_Your goal:_ Omit the pictures and output every entry below exactly as written.

-- Data records start --

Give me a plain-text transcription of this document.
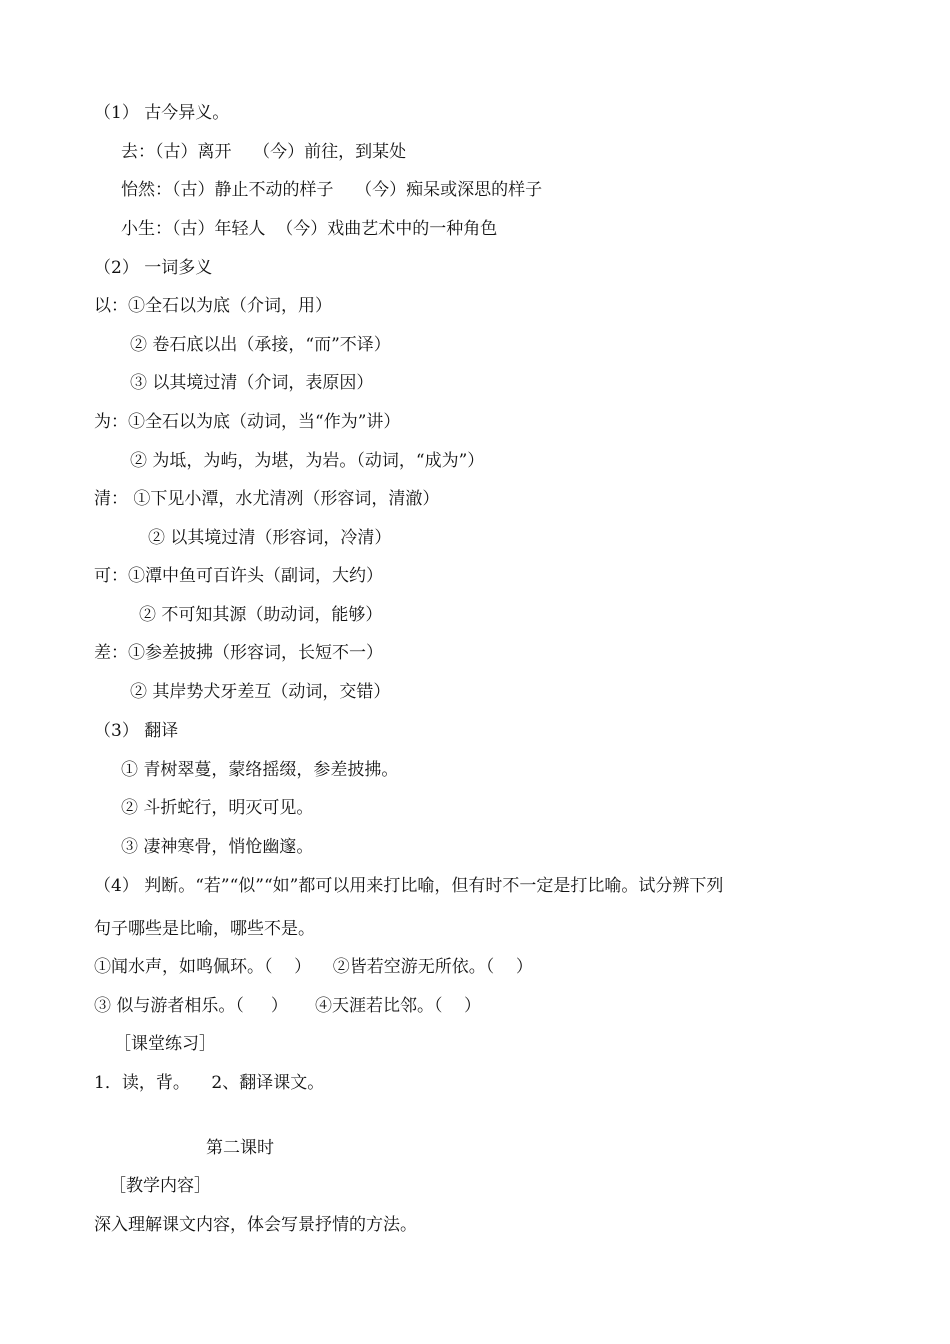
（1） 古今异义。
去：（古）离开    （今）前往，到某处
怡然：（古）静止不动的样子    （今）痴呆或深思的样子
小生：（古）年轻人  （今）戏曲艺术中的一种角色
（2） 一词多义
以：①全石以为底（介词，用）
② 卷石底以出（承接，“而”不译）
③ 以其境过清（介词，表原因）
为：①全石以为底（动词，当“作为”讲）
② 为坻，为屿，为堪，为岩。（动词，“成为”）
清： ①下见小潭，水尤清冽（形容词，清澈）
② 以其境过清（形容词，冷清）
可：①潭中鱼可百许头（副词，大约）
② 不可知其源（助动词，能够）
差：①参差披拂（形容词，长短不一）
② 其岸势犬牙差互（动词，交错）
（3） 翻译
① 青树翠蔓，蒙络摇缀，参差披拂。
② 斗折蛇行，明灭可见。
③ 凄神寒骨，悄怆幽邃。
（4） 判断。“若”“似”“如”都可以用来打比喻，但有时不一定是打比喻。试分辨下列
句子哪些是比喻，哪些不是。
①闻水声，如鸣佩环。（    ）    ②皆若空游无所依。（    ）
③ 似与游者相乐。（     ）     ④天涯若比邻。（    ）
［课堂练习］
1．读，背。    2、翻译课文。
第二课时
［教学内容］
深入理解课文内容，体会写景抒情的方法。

-- Data records end --

_Answer:_
Give me a plain-text transcription of this document.
（1） 古今异义。
去：（古）离开    （今）前往，到某处
怡然：（古）静止不动的样子    （今）痴呆或深思的样子
小生：（古）年轻人  （今）戏曲艺术中的一种角色
（2） 一词多义
以：①全石以为底（介词，用）
② 卷石底以出（承接，“而”不译）
③ 以其境过清（介词，表原因）
为：①全石以为底（动词，当“作为”讲）
② 为坻，为屿，为堪，为岩。（动词，“成为”）
清： ①下见小潭，水尤清冽（形容词，清澈）
② 以其境过清（形容词，冷清）
可：①潭中鱼可百许头（副词，大约）
② 不可知其源（助动词，能够）
差：①参差披拂（形容词，长短不一）
② 其岸势犬牙差互（动词，交错）
（3） 翻译
① 青树翠蔓，蒙络摇缀，参差披拂。
② 斗折蛇行，明灭可见。
③ 凄神寒骨，悄怆幽邃。
（4） 判断。“若”“似”“如”都可以用来打比喻，但有时不一定是打比喻。试分辨下列
句子哪些是比喻，哪些不是。
①闻水声，如鸣佩环。（    ）    ②皆若空游无所依。（    ）
③ 似与游者相乐。（     ）     ④天涯若比邻。（    ）
［课堂练习］
1．读，背。    2、翻译课文。
第二课时
［教学内容］
深入理解课文内容，体会写景抒情的方法。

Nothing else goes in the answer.